*WHAT IS REQUIRED*
Transcribe the material below exactly as it appears.

---

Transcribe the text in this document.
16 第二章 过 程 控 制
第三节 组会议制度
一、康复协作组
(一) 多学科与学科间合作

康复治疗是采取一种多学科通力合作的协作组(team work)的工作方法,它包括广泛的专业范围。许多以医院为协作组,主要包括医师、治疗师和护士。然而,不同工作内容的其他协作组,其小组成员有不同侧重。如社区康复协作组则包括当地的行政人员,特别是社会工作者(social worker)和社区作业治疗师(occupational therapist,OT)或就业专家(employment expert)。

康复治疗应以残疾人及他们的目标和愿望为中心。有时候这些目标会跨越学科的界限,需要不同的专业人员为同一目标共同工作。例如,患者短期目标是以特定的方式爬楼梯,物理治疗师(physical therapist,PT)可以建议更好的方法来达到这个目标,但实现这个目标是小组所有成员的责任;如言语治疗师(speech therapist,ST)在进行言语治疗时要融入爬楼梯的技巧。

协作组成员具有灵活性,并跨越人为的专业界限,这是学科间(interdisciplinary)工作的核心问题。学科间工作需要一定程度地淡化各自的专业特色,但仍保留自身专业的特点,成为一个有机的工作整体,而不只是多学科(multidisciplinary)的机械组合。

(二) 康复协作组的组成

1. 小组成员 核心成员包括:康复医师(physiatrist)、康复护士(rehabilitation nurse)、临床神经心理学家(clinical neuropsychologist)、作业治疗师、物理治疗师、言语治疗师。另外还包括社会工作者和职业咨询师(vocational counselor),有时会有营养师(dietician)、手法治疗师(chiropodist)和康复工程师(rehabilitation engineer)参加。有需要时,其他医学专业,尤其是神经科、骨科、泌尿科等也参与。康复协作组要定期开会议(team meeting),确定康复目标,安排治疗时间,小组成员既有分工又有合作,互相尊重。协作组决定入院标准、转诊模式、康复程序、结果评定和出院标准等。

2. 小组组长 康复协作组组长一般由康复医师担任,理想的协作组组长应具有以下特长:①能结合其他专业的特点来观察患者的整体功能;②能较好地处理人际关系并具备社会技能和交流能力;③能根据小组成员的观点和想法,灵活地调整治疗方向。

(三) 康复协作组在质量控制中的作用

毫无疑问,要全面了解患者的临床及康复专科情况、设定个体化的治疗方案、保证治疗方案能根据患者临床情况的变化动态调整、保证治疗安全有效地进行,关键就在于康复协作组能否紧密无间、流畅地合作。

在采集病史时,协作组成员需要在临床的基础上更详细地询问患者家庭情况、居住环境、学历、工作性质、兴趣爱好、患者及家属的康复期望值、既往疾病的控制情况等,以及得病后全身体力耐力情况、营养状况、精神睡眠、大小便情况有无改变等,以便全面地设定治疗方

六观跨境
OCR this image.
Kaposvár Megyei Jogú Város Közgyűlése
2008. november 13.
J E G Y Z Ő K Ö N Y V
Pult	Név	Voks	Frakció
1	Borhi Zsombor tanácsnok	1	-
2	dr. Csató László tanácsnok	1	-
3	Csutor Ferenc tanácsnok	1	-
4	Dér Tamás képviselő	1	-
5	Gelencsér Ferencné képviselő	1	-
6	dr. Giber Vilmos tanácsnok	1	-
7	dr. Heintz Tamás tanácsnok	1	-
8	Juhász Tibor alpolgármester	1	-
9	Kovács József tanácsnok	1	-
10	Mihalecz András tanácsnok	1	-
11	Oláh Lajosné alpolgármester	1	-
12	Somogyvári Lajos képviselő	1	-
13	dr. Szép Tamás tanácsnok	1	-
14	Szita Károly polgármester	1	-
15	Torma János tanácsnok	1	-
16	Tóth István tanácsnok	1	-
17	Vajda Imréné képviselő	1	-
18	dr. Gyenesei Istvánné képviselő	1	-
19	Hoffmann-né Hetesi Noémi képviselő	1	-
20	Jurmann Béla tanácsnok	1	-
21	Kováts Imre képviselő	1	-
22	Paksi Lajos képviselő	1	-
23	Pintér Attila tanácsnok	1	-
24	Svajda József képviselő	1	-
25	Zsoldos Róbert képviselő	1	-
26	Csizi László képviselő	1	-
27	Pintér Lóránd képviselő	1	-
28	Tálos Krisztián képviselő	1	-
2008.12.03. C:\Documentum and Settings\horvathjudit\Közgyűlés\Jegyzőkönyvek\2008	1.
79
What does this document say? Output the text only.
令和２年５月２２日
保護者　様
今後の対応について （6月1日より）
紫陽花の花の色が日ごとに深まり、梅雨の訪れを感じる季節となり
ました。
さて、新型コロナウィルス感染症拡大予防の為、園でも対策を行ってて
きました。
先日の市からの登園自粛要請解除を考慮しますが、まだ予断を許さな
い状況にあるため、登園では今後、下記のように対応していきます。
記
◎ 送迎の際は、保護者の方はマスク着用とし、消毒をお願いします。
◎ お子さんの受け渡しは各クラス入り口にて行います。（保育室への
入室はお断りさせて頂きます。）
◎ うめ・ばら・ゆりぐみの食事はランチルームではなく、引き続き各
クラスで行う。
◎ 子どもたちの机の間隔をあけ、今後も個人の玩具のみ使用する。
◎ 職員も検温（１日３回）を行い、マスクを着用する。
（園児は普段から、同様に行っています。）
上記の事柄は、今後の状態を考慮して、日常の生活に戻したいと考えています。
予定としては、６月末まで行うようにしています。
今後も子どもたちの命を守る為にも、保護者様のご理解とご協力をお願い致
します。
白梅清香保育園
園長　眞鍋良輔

---

*FULL OUTPUT*
Transcribe the text in this document.
16 第二章 过 程 控 制
第三节 组会议制度
一、康复协作组
(一) 多学科与学科间合作

康复治疗是采取一种多学科通力合作的协作组(team work)的工作方法,它包括广泛的专业范围。许多以医院为协作组,主要包括医师、治疗师和护士。然而,不同工作内容的其他协作组,其小组成员有不同侧重。如社区康复协作组则包括当地的行政人员,特别是社会工作者(social worker)和社区作业治疗师(occupational therapist,OT)或就业专家(employment expert)。

康复治疗应以残疾人及他们的目标和愿望为中心。有时候这些目标会跨越学科的界限,需要不同的专业人员为同一目标共同工作。例如,患者短期目标是以特定的方式爬楼梯,物理治疗师(physical therapist,PT)可以建议更好的方法来达到这个目标,但实现这个目标是小组所有成员的责任;如言语治疗师(speech therapist,ST)在进行言语治疗时要融入爬楼梯的技巧。

协作组成员具有灵活性,并跨越人为的专业界限,这是学科间(interdisciplinary)工作的核心问题。学科间工作需要一定程度地淡化各自的专业特色,但仍保留自身专业的特点,成为一个有机的工作整体,而不只是多学科(multidisciplinary)的机械组合。

(二) 康复协作组的组成

1. 小组成员 核心成员包括:康复医师(physiatrist)、康复护士(rehabilitation nurse)、临床神经心理学家(clinical neuropsychologist)、作业治疗师、物理治疗师、言语治疗师。另外还包括社会工作者和职业咨询师(vocational counselor),有时会有营养师(dietician)、手法治疗师(chiropodist)和康复工程师(rehabilitation engineer)参加。有需要时,其他医学专业,尤其是神经科、骨科、泌尿科等也参与。康复协作组要定期开会议(team meeting),确定康复目标,安排治疗时间,小组成员既有分工又有合作,互相尊重。协作组决定入院标准、转诊模式、康复程序、结果评定和出院标准等。

2. 小组组长 康复协作组组长一般由康复医师担任,理想的协作组组长应具有以下特长:①能结合其他专业的特点来观察患者的整体功能;②能较好地处理人际关系并具备社会技能和交流能力;③能根据小组成员的观点和想法,灵活地调整治疗方向。

(三) 康复协作组在质量控制中的作用

毫无疑问,要全面了解患者的临床及康复专科情况、设定个体化的治疗方案、保证治疗方案能根据患者临床情况的变化动态调整、保证治疗安全有效地进行,关键就在于康复协作组能否紧密无间、流畅地合作。

在采集病史时,协作组成员需要在临床的基础上更详细地询问患者家庭情况、居住环境、学历、工作性质、兴趣爱好、患者及家属的康复期望值、既往疾病的控制情况等,以及得病后全身体力耐力情况、营养状况、精神睡眠、大小便情况有无改变等,以便全面地设定治疗方

六观跨境
OCR this image.
Kaposvár Megyei Jogú Város Közgyűlése
2008. november 13.
J E G Y Z Ő K Ö N Y V
Pult	Név	Voks	Frakció
1	Borhi Zsombor tanácsnok	1	-
2	dr. Csató László tanácsnok	1	-
3	Csutor Ferenc tanácsnok	1	-
4	Dér Tamás képviselő	1	-
5	Gelencsér Ferencné képviselő	1	-
6	dr. Giber Vilmos tanácsnok	1	-
7	dr. Heintz Tamás tanácsnok	1	-
8	Juhász Tibor alpolgármester	1	-
9	Kovács József tanácsnok	1	-
10	Mihalecz András tanácsnok	1	-
11	Oláh Lajosné alpolgármester	1	-
12	Somogyvári Lajos képviselő	1	-
13	dr. Szép Tamás tanácsnok	1	-
14	Szita Károly polgármester	1	-
15	Torma János tanácsnok	1	-
16	Tóth István tanácsnok	1	-
17	Vajda Imréné képviselő	1	-
18	dr. Gyenesei Istvánné képviselő	1	-
19	Hoffmann-né Hetesi Noémi képviselő	1	-
20	Jurmann Béla tanácsnok	1	-
21	Kováts Imre képviselő	1	-
22	Paksi Lajos képviselő	1	-
23	Pintér Attila tanácsnok	1	-
24	Svajda József képviselő	1	-
25	Zsoldos Róbert képviselő	1	-
26	Csizi László képviselő	1	-
27	Pintér Lóránd képviselő	1	-
28	Tálos Krisztián képviselő	1	-
2008.12.03. C:\Documentum and Settings\horvathjudit\Közgyűlés\Jegyzőkönyvek\2008	1.
79
What does this document say? Output the text only.
令和２年５月２２日
保護者　様
今後の対応について （6月1日より）
紫陽花の花の色が日ごとに深まり、梅雨の訪れを感じる季節となり
ました。
さて、新型コロナウィルス感染症拡大予防の為、園でも対策を行ってて
きました。
先日の市からの登園自粛要請解除を考慮しますが、まだ予断を許さな
い状況にあるため、登園では今後、下記のように対応していきます。
記
◎ 送迎の際は、保護者の方はマスク着用とし、消毒をお願いします。
◎ お子さんの受け渡しは各クラス入り口にて行います。（保育室への
入室はお断りさせて頂きます。）
◎ うめ・ばら・ゆりぐみの食事はランチルームではなく、引き続き各
クラスで行う。
◎ 子どもたちの机の間隔をあけ、今後も個人の玩具のみ使用する。
◎ 職員も検温（１日３回）を行い、マスクを着用する。
（園児は普段から、同様に行っています。）
上記の事柄は、今後の状態を考慮して、日常の生活に戻したいと考えています。
予定としては、６月末まで行うようにしています。
今後も子どもたちの命を守る為にも、保護者様のご理解とご協力をお願い致
します。
白梅清香保育園
園長　眞鍋良輔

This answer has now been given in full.